--- START OF Exercise material ---
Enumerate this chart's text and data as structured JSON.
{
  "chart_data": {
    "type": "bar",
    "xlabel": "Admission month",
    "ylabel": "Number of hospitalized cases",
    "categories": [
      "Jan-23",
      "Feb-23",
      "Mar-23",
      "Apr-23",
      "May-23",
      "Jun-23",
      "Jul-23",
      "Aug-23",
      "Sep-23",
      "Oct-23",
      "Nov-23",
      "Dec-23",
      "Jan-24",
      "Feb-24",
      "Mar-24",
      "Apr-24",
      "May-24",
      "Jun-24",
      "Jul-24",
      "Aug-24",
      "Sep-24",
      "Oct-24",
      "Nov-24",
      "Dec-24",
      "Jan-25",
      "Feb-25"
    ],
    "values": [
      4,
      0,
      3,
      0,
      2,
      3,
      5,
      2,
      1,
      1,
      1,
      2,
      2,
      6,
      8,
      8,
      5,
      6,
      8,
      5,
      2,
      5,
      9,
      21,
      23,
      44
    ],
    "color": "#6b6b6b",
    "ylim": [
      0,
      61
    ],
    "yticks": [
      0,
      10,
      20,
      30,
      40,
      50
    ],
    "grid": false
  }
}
--- END OF Exercise material ---
Task brief —
Restate each record word for word.

Solved problem —
Enumerate this chart's text and data as structured JSON.
{
  "chart_data": {
    "type": "bar",
    "xlabel": "Admission month",
    "ylabel": "Number of hospitalized cases",
    "categories": [
      "Jan-23",
      "Feb-23",
      "Mar-23",
      "Apr-23",
      "May-23",
      "Jun-23",
      "Jul-23",
      "Aug-23",
      "Sep-23",
      "Oct-23",
      "Nov-23",
      "Dec-23",
      "Jan-24",
      "Feb-24",
      "Mar-24",
      "Apr-24",
      "May-24",
      "Jun-24",
      "Jul-24",
      "Aug-24",
      "Sep-24",
      "Oct-24",
      "Nov-24",
      "Dec-24",
      "Jan-25",
      "Feb-25"
    ],
    "values": [
      4,
      0,
      3,
      0,
      2,
      3,
      5,
      2,
      1,
      1,
      1,
      2,
      2,
      6,
      8,
      8,
      5,
      6,
      8,
      5,
      2,
      5,
      9,
      21,
      23,
      44
    ],
    "color": "#6b6b6b",
    "ylim": [
      0,
      61
    ],
    "yticks": [
      0,
      10,
      20,
      30,
      40,
      50
    ],
    "grid": false
  }
}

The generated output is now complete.